TUGAS YANG DIBERIKAN: Sambung penggalan berita tentang pencopotan Kepala SDN Cibereum 1 dari kalimat terakhirnya.

Dwi mengungkapkan bahwa Kejaksaan Negeri (Kejari) Kota Bogor pun telah memanggil dan melakukan pemeriksaan terhadap kliennya dan empat orang saksi dalam kasus ini.
“Para saksi yang diperiksa adalah orang tua siswa SDN Cibereum 1, dan mereka bersaksi bahwa klien saya tidak pernah meminta uang dari para orang tua. Pemeriksaan dimulai pada pukul 14:00 – 17:00 WIB pada 18 September 2023,” katanya.
Ia menyebut bahwa penyebab kliennya dicopot sebagai Kepala SDN Cibereum 1 karena teriakan dari dua orang guru melaporkan kliennya ke Dinas Pendidikan (Disdik) dan Inspektorat lantaran diduga melakukan pungli pada saat PPDB, Juni 2023 lalu.
“Kedua guru yang diduga mengabarkan berita bohong ini berstatus guru honorer, sementara satu lagi berstatus Pegawai Pemerintah dengan Perjanjian Kerja (PPPK),” katanya.

INFORMASI YANG TERSEDIA:
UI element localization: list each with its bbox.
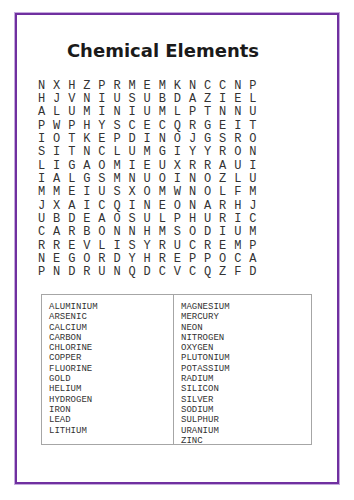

JAWABAN:
Menurut Dwi, seharusnya pencopotan dan penurunan pangkat adalah berdasarkan hasil pemeriksaan Inspektorat Kota Bogor. “Sementara hasil pemeriksaan Inspektorat juga tidak berimbang dan kebenarannya pun tidak valid karena pihak orang tua siswa pun tidak pernah dipanggil untuk dimintai keterangan,” katanya.
Padahal, sambung dia, tujuan pemeriksaan saksi adalah untuk mendapatkan keterangan, petunjuk, alat bukti dan kebenaran keterlibatan terduga pelaku tindak pidana.
“Pada 13 September 2023 terjadi demonstrasi, yang diduga diarahkan. Kita punya semua bukti. Secara aturan hukum anak-anak SD itu tidak boleh disuruh-suruh nangis disuruh pura-pura teriak, bawa poster dalam hal ini ada dugaan mereka ini adalah provokator,” bebernya.